- **OBJECTIVE**
Filter these entries so that only lines with the word "todos" remain.

- **MATERIAL PROVIDED**
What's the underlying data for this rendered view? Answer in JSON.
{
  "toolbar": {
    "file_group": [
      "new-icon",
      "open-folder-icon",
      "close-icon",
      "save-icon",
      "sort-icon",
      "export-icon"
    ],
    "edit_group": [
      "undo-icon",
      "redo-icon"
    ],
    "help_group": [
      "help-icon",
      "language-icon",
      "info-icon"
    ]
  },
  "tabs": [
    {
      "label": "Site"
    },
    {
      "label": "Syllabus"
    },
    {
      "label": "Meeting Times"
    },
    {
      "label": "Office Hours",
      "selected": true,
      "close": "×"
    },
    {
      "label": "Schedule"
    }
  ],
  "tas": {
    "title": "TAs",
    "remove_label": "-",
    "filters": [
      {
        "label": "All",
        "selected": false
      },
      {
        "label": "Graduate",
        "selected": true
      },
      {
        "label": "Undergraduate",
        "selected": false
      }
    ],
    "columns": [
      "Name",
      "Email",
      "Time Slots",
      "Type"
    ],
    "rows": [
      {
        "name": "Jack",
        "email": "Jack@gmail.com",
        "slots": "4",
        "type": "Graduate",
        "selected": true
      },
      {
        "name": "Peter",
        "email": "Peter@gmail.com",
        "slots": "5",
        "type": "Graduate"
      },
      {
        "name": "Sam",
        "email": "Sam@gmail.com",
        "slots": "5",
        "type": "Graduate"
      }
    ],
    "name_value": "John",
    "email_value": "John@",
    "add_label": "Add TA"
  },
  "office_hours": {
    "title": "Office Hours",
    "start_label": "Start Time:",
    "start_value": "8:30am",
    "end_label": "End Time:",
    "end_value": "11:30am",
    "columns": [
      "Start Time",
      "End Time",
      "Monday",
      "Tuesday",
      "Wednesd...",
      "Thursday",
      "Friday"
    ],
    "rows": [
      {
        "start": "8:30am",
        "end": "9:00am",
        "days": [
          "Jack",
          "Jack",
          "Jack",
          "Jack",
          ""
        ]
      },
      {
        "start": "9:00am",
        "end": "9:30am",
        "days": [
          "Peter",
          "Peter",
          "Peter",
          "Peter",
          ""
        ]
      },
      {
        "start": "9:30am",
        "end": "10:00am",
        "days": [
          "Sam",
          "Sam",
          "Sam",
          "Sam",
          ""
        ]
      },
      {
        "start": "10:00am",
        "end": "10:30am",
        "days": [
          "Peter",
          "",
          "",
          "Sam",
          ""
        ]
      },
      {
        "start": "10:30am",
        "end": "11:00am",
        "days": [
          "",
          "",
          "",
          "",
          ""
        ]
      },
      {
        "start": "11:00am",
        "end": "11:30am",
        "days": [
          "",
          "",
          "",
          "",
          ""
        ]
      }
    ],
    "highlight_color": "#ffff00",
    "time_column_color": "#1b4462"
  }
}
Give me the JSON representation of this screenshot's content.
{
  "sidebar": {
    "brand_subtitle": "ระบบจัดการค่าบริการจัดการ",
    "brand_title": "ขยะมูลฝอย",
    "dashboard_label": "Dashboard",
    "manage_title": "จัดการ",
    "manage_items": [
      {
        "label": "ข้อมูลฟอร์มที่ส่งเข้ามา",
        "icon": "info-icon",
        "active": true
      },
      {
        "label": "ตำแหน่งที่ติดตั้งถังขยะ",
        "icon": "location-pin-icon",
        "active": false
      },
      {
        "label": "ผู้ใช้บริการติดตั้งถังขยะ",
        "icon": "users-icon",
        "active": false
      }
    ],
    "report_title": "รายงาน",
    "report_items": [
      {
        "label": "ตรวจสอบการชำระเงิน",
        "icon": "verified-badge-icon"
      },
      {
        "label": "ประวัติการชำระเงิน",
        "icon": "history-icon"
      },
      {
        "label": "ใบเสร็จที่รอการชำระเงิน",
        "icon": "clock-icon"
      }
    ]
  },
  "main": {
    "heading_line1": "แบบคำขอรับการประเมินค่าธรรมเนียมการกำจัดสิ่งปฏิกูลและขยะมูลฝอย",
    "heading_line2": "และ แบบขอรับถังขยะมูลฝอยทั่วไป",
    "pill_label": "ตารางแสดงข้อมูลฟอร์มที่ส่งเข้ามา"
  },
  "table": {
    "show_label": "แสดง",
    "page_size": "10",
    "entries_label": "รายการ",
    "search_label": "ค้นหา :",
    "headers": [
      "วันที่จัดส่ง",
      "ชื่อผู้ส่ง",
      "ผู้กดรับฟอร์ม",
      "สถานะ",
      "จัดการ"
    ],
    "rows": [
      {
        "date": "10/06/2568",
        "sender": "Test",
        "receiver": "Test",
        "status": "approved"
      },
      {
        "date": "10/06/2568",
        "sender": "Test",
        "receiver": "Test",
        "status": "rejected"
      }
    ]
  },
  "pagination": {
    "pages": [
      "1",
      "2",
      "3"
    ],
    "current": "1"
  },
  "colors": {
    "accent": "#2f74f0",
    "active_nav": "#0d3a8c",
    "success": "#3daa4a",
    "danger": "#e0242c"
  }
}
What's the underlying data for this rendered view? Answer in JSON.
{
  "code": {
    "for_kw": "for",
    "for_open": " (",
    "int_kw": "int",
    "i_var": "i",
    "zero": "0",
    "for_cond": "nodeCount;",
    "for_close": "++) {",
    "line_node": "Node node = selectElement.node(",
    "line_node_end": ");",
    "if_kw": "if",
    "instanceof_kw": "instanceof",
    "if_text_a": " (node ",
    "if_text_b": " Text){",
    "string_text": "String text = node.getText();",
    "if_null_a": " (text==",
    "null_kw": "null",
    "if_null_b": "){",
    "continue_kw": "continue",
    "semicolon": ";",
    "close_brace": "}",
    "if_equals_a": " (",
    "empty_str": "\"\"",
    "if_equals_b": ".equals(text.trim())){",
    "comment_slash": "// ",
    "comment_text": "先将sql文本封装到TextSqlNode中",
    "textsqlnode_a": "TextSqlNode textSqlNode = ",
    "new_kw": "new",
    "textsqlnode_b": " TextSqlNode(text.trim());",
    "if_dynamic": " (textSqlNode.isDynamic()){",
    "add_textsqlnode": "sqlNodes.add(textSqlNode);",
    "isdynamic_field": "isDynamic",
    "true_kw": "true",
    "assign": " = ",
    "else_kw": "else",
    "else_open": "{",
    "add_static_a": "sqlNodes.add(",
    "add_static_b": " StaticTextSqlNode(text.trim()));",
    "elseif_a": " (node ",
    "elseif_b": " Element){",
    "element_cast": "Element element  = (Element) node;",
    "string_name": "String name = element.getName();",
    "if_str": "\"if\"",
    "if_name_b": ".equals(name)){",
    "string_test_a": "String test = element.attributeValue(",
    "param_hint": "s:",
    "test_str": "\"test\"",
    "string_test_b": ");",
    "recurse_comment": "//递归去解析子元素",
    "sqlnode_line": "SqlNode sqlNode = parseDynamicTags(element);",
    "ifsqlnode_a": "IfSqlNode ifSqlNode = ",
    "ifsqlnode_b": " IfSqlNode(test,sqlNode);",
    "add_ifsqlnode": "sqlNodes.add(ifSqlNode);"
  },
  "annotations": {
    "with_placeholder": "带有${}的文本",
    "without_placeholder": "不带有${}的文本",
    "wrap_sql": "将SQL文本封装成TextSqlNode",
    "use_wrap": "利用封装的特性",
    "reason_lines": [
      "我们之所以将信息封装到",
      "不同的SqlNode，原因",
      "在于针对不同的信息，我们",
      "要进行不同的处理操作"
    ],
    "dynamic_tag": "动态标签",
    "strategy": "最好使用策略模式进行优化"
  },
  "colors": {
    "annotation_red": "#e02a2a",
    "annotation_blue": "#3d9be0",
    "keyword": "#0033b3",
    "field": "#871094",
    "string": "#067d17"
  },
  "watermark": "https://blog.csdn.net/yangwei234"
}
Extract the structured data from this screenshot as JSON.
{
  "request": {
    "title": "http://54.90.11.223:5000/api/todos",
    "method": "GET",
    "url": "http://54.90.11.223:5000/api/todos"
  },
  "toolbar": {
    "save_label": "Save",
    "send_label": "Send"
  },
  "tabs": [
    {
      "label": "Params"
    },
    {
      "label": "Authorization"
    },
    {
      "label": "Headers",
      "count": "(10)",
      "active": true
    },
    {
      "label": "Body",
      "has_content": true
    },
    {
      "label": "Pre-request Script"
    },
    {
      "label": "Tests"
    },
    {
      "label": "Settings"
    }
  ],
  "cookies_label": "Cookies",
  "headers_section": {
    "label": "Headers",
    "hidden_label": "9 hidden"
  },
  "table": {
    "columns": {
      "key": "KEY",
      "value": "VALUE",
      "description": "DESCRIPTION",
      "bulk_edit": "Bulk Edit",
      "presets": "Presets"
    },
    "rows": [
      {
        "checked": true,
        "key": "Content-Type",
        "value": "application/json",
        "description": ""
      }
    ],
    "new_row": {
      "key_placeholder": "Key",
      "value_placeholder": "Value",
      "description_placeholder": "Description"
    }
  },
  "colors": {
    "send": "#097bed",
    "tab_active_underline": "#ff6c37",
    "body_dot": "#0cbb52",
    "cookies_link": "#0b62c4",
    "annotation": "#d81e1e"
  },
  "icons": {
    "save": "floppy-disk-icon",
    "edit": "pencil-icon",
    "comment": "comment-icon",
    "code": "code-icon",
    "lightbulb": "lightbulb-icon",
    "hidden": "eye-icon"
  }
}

- **THE RESULT**
    "title": "http://54.90.11.223:5000/api/todos",
    "url": "http://54.90.11.223:5000/api/todos"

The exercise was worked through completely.